兵庫教育大学ひょうごもんプロジェクト研究会
六甲珠のれん
六甲ケーブル下駅
アートは社会に対する様々な可能性を持っています。本作品のプロジェクトは継続的に多様な人々が関わる活動から生まれました。作者は大学の教員、関係者、協力者で構成されたグループです。兵庫県内の産業から生まれた余剰品を造形の素材として使う事で、郷土を知りもの作りの心を育む活動を行ってきました。素材は日本一のそろばんの産地である兵庫県小野市の生産者組合から提供されたものです。昭和の頃にはそろばん作りの技術を使って「珠のれん」が盛んに製造されました。時代の変化と共にやがて見られなくなった珠のれんですが、地域のこどもたちと協力者の力によって作品として蘇りました。
アレクサンダー・ボール
8 by 8
六甲ケーブル山上駅
基盤に設置した、独立して機能する周波数発生器8個が、8つの独立した小さなスピーカーに接続されています。それらは8つの光センサー(LDR)によって、設定した場所の明るさを感知し、周波数発生器が継続的、または場所の明るさの変化と同期して音を変化させます。可聴域の不協和音が聞こえてくる作品です。

--- 練習問題 1 ---
課題文によると、「六甲珠のれん」の素材はどこから提供されましたか。
--- 練習問題 2 ---
課題文の「昭和の頃にはそろばん作りの技術を使って「珠のれん」が盛んに製造されました。」という一文を英語に訳すとどうなりますか。
--- 練習問題 3 ---
六甲の展示作品を紹介した課題文を、最後の一文のあとから書き継いでください。
ここでは記録は一切使いません。

--- 記録の抜粋 ---
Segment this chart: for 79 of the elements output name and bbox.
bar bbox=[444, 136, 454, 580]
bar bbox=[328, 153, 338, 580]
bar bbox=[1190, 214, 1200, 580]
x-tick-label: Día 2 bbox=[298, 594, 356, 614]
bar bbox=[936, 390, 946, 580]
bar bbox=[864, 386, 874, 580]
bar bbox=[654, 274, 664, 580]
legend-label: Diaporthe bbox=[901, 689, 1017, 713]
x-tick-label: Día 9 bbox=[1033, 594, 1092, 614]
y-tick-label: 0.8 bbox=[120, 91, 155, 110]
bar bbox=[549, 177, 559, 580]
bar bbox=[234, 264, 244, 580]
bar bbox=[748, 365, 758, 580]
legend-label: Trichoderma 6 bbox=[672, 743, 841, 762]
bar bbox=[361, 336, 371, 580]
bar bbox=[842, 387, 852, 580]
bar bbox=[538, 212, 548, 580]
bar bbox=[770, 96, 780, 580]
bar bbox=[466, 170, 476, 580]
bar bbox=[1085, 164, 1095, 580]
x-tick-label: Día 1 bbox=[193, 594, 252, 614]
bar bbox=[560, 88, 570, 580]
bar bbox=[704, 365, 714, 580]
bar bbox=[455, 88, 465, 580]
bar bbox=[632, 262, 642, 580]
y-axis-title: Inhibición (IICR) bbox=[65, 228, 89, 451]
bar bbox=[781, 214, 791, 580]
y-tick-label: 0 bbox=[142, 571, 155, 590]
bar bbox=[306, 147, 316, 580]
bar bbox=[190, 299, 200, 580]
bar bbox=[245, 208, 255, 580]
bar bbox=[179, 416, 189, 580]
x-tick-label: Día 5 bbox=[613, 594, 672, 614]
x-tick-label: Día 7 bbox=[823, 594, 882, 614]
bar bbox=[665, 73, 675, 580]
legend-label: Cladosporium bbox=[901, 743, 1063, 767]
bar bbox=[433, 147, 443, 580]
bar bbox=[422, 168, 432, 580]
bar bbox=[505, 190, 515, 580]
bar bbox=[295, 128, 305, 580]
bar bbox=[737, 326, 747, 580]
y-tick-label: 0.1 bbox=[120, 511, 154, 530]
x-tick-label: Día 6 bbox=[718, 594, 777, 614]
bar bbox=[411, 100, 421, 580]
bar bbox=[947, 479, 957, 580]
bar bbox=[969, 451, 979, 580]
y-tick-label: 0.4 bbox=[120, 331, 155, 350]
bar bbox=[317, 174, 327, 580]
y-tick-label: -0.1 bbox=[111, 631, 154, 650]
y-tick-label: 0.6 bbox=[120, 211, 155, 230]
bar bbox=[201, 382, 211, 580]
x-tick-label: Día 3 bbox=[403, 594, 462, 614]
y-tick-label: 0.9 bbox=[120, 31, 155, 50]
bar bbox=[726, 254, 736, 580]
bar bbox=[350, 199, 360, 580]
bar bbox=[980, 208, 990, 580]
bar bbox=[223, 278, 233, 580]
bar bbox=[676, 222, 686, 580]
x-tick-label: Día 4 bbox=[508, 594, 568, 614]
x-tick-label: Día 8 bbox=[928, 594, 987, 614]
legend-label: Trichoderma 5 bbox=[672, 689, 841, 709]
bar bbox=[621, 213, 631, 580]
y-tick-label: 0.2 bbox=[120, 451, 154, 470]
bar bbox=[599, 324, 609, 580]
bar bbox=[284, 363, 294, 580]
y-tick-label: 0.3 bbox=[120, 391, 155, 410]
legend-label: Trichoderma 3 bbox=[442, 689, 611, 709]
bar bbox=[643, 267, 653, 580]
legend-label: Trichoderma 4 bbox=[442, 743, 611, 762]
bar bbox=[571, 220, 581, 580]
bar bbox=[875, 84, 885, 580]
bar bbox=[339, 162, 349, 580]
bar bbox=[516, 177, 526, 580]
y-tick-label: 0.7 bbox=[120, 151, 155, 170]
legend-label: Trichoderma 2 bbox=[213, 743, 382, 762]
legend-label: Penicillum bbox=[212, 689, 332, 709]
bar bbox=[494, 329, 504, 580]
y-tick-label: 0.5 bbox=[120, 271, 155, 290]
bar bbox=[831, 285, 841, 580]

--- 記述解答 1 ---
日本一のそろばんの産地である兵庫県小野市の生産者組合から提供されました。

--- 記述解答 2 ---
In the Showa era, bead curtains were widely manufactured using abacus-making techniques.

--- 記述解答 3 ---
アナ・シリング
フランツィスカ・フォン・デン・ドリーシュ
無題(時間)
六甲ケーブル山上駅
待合室の角には、あぐらをかいた男の子が見つめている映像。その横には、暗闇に置かれた目覚まし時計付きラジオのデジタル時刻表示の映像が流れています。非常に挑戦的な永遠に続くような時間が過ぎて行き、何も起こらないなか、ただ待つだけのこの時間は、次第に身体的に時間として知覚されるようになります。
同じく目覚まし時計付きラジオが写っている壁面の写真。露出時間を長く取っているため表示された時刻は、燃え尽きたようになり、見ることができません。時間は、時間を消し去ってしまいました。
ヨハネス・エルマー
レシピ
六甲ケーブル山上駅
作者は文化を探るのは、食べ物を知ることと考え、ブレーメンと神戸のアーティスト交換プログラムで、典型的なドイツの主食:サワードパンを使ってみようと思いたちました。ドイツ文化の基本でありとても重要なサワー種を使った少し酸味のあるサワードパンは、日本における米のような存在です。焼き上げると多くの象徴的な層ができ様々な食材にあいます。この古典的な食べ物の過程を知ることができる作品です。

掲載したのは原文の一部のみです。